▶ [PROVIDED ENTRIES]
******************************

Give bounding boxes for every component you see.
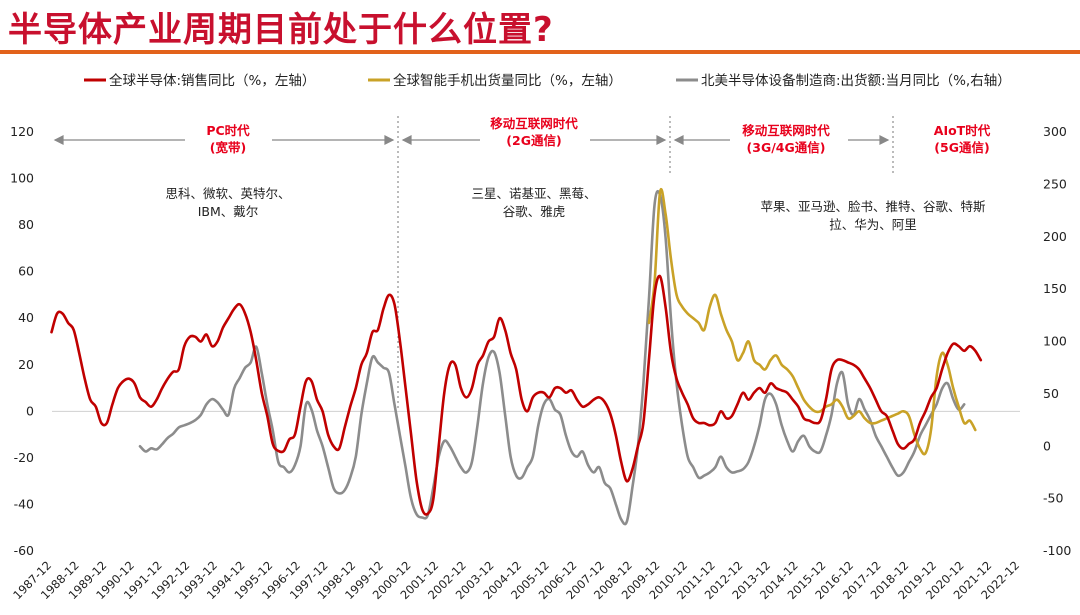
era-3-label: 移动互联网时代 [742,123,830,138]
y-right-tick-label: 150 [1043,281,1067,296]
y-left-tick-label: 100 [10,171,34,186]
era-4-sublabel: (5G通信) [934,140,989,155]
y-left-tick-label: -60 [14,543,34,558]
era-2-label: 移动互联网时代 [490,116,578,131]
title-divider [0,50,1080,54]
y-right-tick-label: 250 [1043,176,1067,191]
y-right-tick-label: -100 [1043,543,1071,558]
era-1-arrowhead-right [384,135,395,145]
y-right-tick-label: -50 [1043,491,1063,506]
era-2-arrowhead-right [656,135,667,145]
y-left-tick-label: 80 [18,217,34,232]
era-1-sublabel: (宽带) [210,140,246,155]
era-3-arrowhead-left [673,135,684,145]
era-2-arrowhead-left [401,135,412,145]
y-right-tick-label: 300 [1043,124,1067,139]
y-left-tick-label: 60 [18,264,34,279]
era-arrows [53,135,890,145]
era-3-arrowhead-right [879,135,890,145]
legend-label-smartphone: 全球智能手机出货量同比（%，左轴） [393,72,622,89]
era-3-sublabel: (3G/4G通信) [747,140,826,155]
era-2-sublabel: (2G通信) [506,133,561,148]
era-4-label: AIoT时代 [934,123,991,138]
era-3-companies-line1: 苹果、亚马逊、脸书、推特、谷歌、特斯 [760,199,985,214]
y-left-tick-label: 120 [10,124,34,139]
y-right-tick-label: 100 [1043,334,1067,349]
series-line-equipment [138,189,966,526]
era-1-companies-line2: IBM、戴尔 [198,204,259,219]
page-title: 半导体产业周期目前处于什么位置? [8,10,554,50]
era-3-companies-line2: 拉、华为、阿里 [829,217,917,232]
series-line-smartphone [647,187,977,456]
era-1-arrowhead-left [53,135,64,145]
y-left-tick-label: -20 [14,450,34,465]
era-2-companies-line2: 谷歌、雅虎 [503,204,566,219]
legend-label-equipment: 北美半导体设备制造商:出货额:当月同比（%,右轴） [701,72,1011,89]
y-right-tick-label: 50 [1043,386,1059,401]
y-left-tick-label: 40 [18,310,34,325]
y-right-tick-label: 200 [1043,229,1067,244]
era-1-label: PC时代 [206,123,250,138]
series-line-sales [50,274,983,516]
legend-label-sales: 全球半导体:销售同比（%，左轴） [109,72,315,89]
y-right-tick-label: 0 [1043,438,1051,453]
series-layer [50,187,983,526]
era-2-companies-line1: 三星、诺基亚、黑莓、 [471,186,596,201]
y-left-tick-label: 20 [18,357,34,372]
era-1-companies-line1: 思科、微软、英特尔、 [165,186,290,201]
legend: 全球半导体:销售同比（%，左轴） 全球智能手机出货量同比（%，左轴） 北美半导体… [84,72,1011,89]
y-left-tick-label: -40 [14,496,34,511]
y-left-tick-label: 0 [26,403,34,418]
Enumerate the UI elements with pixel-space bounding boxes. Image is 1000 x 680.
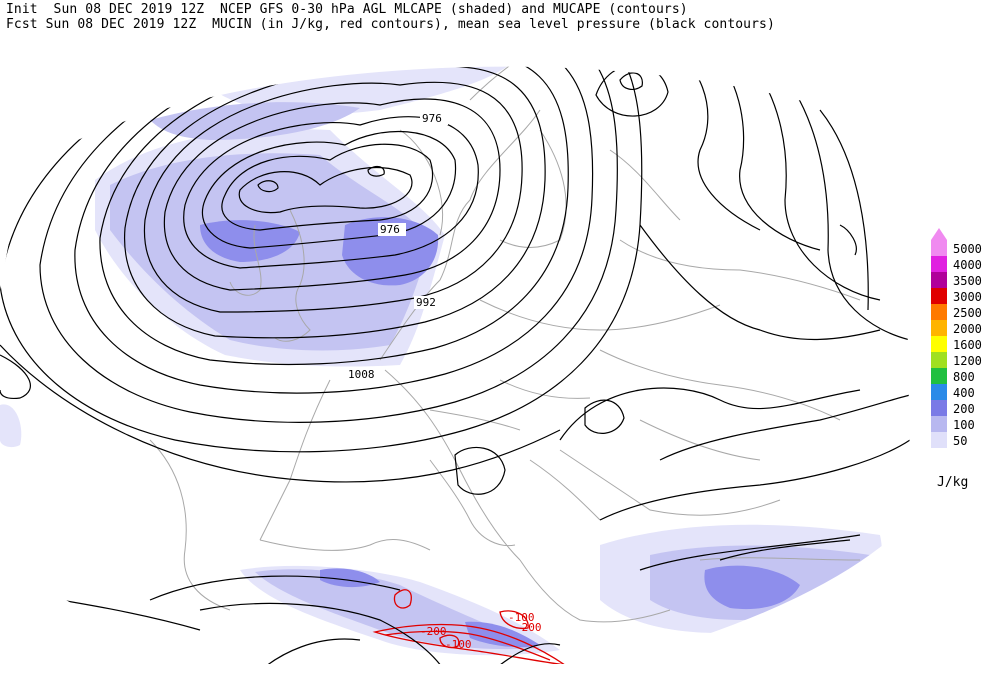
domain-outline [0, 64, 914, 666]
pressure-label: 976 [422, 112, 442, 125]
legend-label: 4000 [953, 258, 982, 272]
legend-swatch [931, 272, 947, 288]
legend-swatch [931, 432, 947, 448]
legend-swatch [931, 400, 947, 416]
pressure-label: 976 [380, 223, 400, 236]
mucin-label: -100 [508, 611, 535, 624]
legend-label: 2500 [953, 306, 982, 320]
legend-label: 2000 [953, 322, 982, 336]
weather-map: 976 976 992 1008 -200 -100 -200 -100 [0, 64, 914, 666]
cape-shading-100 [110, 102, 871, 650]
legend-swatch [931, 320, 947, 336]
legend-label: 1200 [953, 354, 982, 368]
mucin-label: -200 [515, 621, 542, 634]
legend-label: 200 [953, 402, 975, 416]
legend-swatch [931, 416, 947, 432]
legend-label: 1600 [953, 338, 982, 352]
legend-swatch [931, 352, 947, 368]
legend-swatch [931, 240, 947, 256]
legend-swatch [931, 256, 947, 272]
legend-label: 400 [953, 386, 975, 400]
legend-swatch [931, 368, 947, 384]
mucin-label: -100 [445, 638, 472, 651]
pressure-label: 992 [416, 296, 436, 309]
coastlines-borders [149, 65, 861, 623]
legend-swatch [931, 384, 947, 400]
legend-swatch [931, 336, 947, 352]
legend-label: 3500 [953, 274, 982, 288]
header-line-2: Fcst Sun 08 DEC 2019 12Z MUCIN (in J/kg,… [6, 17, 775, 32]
mucin-label: -200 [420, 625, 447, 638]
header-line-1: Init Sun 08 DEC 2019 12Z NCEP GFS 0-30 h… [6, 2, 688, 17]
legend-label: 100 [953, 418, 975, 432]
legend-label: 50 [953, 434, 968, 448]
legend-label: 3000 [953, 290, 982, 304]
legend-swatch [931, 288, 947, 304]
legend-units: J/kg [937, 475, 969, 490]
legend-label: 5000 [953, 242, 982, 256]
legend-arrow [931, 228, 947, 240]
legend-swatch [931, 304, 947, 320]
pressure-label: 1008 [348, 368, 375, 381]
legend-label: 800 [953, 370, 975, 384]
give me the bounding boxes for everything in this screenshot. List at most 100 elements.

******************************

Collect each line above that contains the string "bounding", and copy those lines in the order they appear.

Give bounding boxes for every component you see.
Enumerate the UI elements with pixel-space bounding boxes. Image is 1000 x 680.
give me the bounding boxes for everything in this screenshot. List at most 100 elements.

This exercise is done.